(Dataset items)
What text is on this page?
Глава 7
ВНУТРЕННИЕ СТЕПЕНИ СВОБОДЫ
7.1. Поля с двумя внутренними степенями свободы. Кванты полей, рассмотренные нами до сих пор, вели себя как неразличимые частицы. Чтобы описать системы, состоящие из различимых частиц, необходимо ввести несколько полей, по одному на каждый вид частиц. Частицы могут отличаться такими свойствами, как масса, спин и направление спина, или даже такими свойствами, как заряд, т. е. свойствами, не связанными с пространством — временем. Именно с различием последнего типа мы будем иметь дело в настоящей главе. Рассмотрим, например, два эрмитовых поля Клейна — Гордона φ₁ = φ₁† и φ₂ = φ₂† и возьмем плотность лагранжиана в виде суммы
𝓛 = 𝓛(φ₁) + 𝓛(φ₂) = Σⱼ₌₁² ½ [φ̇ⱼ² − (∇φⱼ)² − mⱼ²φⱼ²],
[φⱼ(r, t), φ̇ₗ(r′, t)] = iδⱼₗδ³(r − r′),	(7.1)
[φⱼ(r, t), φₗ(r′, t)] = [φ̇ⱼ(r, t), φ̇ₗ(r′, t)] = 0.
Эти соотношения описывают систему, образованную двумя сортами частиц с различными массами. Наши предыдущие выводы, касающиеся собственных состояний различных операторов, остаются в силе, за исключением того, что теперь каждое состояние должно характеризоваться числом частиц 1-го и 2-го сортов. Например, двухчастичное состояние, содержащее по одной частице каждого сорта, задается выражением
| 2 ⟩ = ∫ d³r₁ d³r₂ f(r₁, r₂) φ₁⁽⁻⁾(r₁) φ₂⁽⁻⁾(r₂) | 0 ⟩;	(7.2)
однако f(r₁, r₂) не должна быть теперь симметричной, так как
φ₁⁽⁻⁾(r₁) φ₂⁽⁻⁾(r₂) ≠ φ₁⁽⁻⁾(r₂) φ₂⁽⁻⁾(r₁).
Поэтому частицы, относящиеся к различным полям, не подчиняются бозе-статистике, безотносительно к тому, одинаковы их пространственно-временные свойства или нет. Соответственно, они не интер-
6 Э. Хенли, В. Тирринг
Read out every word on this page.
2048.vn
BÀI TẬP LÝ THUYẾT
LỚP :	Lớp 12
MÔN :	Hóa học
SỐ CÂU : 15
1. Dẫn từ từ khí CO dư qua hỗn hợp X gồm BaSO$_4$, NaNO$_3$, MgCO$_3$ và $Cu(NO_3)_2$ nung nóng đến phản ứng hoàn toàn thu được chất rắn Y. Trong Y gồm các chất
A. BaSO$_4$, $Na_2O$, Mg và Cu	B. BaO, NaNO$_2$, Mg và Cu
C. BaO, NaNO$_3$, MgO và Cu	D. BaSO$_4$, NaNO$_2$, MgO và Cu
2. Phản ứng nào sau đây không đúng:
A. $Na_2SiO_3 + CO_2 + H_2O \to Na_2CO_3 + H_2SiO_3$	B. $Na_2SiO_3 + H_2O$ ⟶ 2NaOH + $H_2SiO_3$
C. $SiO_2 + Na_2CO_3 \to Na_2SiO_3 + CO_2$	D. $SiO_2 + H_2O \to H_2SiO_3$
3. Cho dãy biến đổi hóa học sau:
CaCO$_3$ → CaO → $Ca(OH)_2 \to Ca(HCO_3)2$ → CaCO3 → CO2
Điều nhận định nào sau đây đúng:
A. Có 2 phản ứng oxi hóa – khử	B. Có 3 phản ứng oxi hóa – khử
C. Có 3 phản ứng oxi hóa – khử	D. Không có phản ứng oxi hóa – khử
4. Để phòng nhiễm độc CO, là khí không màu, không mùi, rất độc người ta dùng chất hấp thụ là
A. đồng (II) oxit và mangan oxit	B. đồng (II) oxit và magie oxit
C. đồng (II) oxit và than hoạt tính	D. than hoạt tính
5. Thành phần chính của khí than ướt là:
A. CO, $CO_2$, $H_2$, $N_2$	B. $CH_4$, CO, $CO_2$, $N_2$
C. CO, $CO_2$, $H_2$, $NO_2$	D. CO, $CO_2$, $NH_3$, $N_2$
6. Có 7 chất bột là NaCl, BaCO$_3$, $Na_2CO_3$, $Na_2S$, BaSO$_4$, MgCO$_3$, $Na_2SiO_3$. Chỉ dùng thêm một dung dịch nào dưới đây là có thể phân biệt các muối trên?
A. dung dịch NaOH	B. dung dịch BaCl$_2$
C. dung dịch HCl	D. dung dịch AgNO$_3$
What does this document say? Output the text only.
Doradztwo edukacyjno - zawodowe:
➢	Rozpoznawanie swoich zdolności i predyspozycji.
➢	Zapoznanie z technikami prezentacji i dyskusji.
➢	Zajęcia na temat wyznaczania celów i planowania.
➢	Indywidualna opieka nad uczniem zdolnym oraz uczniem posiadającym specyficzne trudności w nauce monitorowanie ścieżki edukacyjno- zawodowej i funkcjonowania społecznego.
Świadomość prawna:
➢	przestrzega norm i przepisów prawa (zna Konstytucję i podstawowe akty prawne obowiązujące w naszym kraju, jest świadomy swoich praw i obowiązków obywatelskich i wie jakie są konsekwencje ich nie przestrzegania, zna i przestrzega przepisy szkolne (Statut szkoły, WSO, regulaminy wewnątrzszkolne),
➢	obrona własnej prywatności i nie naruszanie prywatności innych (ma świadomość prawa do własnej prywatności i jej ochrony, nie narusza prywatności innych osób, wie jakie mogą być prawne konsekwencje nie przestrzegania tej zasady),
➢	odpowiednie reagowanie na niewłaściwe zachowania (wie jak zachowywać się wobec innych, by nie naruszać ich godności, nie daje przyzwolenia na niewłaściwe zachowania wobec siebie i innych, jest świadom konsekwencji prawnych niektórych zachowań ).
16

> **PROBLEM REQUIREMENTS**
Print back all the lines verbatim.

> **SOLUTION TO THIS TASK**
What text is on this page?
Глава 7
ВНУТРЕННИЕ СТЕПЕНИ СВОБОДЫ
7.1. Поля с двумя внутренними степенями свободы. Кванты полей, рассмотренные нами до сих пор, вели себя как неразличимые частицы. Чтобы описать системы, состоящие из различимых частиц, необходимо ввести несколько полей, по одному на каждый вид частиц. Частицы могут отличаться такими свойствами, как масса, спин и направление спина, или даже такими свойствами, как заряд, т. е. свойствами, не связанными с пространством — временем. Именно с различием последнего типа мы будем иметь дело в настоящей главе. Рассмотрим, например, два эрмитовых поля Клейна — Гордона φ₁ = φ₁† и φ₂ = φ₂† и возьмем плотность лагранжиана в виде суммы
𝓛 = 𝓛(φ₁) + 𝓛(φ₂) = Σⱼ₌₁² ½ [φ̇ⱼ² − (∇φⱼ)² − mⱼ²φⱼ²],
[φⱼ(r, t), φ̇ₗ(r′, t)] = iδⱼₗδ³(r − r′),	(7.1)
[φⱼ(r, t), φₗ(r′, t)] = [φ̇ⱼ(r, t), φ̇ₗ(r′, t)] = 0.
Эти соотношения описывают систему, образованную двумя сортами частиц с различными массами. Наши предыдущие выводы, касающиеся собственных состояний различных операторов, остаются в силе, за исключением того, что теперь каждое состояние должно характеризоваться числом частиц 1-го и 2-го сортов. Например, двухчастичное состояние, содержащее по одной частице каждого сорта, задается выражением
| 2 ⟩ = ∫ d³r₁ d³r₂ f(r₁, r₂) φ₁⁽⁻⁾(r₁) φ₂⁽⁻⁾(r₂) | 0 ⟩;	(7.2)
однако f(r₁, r₂) не должна быть теперь симметричной, так как
φ₁⁽⁻⁾(r₁) φ₂⁽⁻⁾(r₂) ≠ φ₁⁽⁻⁾(r₂) φ₂⁽⁻⁾(r₁).
Поэтому частицы, относящиеся к различным полям, не подчиняются бозе-статистике, безотносительно к тому, одинаковы их пространственно-временные свойства или нет. Соответственно, они не интер-
6 Э. Хенли, В. Тирринг
Read out every word on this page.
2048.vn
BÀI TẬP LÝ THUYẾT
LỚP :	Lớp 12
MÔN :	Hóa học
SỐ CÂU : 15
1. Dẫn từ từ khí CO dư qua hỗn hợp X gồm BaSO$_4$, NaNO$_3$, MgCO$_3$ và $Cu(NO_3)_2$ nung nóng đến phản ứng hoàn toàn thu được chất rắn Y. Trong Y gồm các chất
A. BaSO$_4$, $Na_2O$, Mg và Cu	B. BaO, NaNO$_2$, Mg và Cu
C. BaO, NaNO$_3$, MgO và Cu	D. BaSO$_4$, NaNO$_2$, MgO và Cu
2. Phản ứng nào sau đây không đúng:
A. $Na_2SiO_3 + CO_2 + H_2O \to Na_2CO_3 + H_2SiO_3$	B. $Na_2SiO_3 + H_2O$ ⟶ 2NaOH + $H_2SiO_3$
C. $SiO_2 + Na_2CO_3 \to Na_2SiO_3 + CO_2$	D. $SiO_2 + H_2O \to H_2SiO_3$
3. Cho dãy biến đổi hóa học sau:
CaCO$_3$ → CaO → $Ca(OH)_2 \to Ca(HCO_3)2$ → CaCO3 → CO2
Điều nhận định nào sau đây đúng:
A. Có 2 phản ứng oxi hóa – khử	B. Có 3 phản ứng oxi hóa – khử
C. Có 3 phản ứng oxi hóa – khử	D. Không có phản ứng oxi hóa – khử
4. Để phòng nhiễm độc CO, là khí không màu, không mùi, rất độc người ta dùng chất hấp thụ là
A. đồng (II) oxit và mangan oxit	B. đồng (II) oxit và magie oxit
C. đồng (II) oxit và than hoạt tính	D. than hoạt tính
5. Thành phần chính của khí than ướt là:
A. CO, $CO_2$, $H_2$, $N_2$	B. $CH_4$, CO, $CO_2$, $N_2$
C. CO, $CO_2$, $H_2$, $NO_2$	D. CO, $CO_2$, $NH_3$, $N_2$
6. Có 7 chất bột là NaCl, BaCO$_3$, $Na_2CO_3$, $Na_2S$, BaSO$_4$, MgCO$_3$, $Na_2SiO_3$. Chỉ dùng thêm một dung dịch nào dưới đây là có thể phân biệt các muối trên?
A. dung dịch NaOH	B. dung dịch BaCl$_2$
C. dung dịch HCl	D. dung dịch AgNO$_3$
What does this document say? Output the text only.
Doradztwo edukacyjno - zawodowe:
➢	Rozpoznawanie swoich zdolności i predyspozycji.
➢	Zapoznanie z technikami prezentacji i dyskusji.
➢	Zajęcia na temat wyznaczania celów i planowania.
➢	Indywidualna opieka nad uczniem zdolnym oraz uczniem posiadającym specyficzne trudności w nauce monitorowanie ścieżki edukacyjno- zawodowej i funkcjonowania społecznego.
Świadomość prawna:
➢	przestrzega norm i przepisów prawa (zna Konstytucję i podstawowe akty prawne obowiązujące w naszym kraju, jest świadomy swoich praw i obowiązków obywatelskich i wie jakie są konsekwencje ich nie przestrzegania, zna i przestrzega przepisy szkolne (Statut szkoły, WSO, regulaminy wewnątrzszkolne),
➢	obrona własnej prywatności i nie naruszanie prywatności innych (ma świadomość prawa do własnej prywatności i jej ochrony, nie narusza prywatności innych osób, wie jakie mogą być prawne konsekwencje nie przestrzegania tej zasady),
➢	odpowiednie reagowanie na niewłaściwe zachowania (wie jak zachowywać się wobec innych, by nie naruszać ich godności, nie daje przyzwolenia na niewłaściwe zachowania wobec siebie i innych, jest świadom konsekwencji prawnych niektórych zachowań ).
16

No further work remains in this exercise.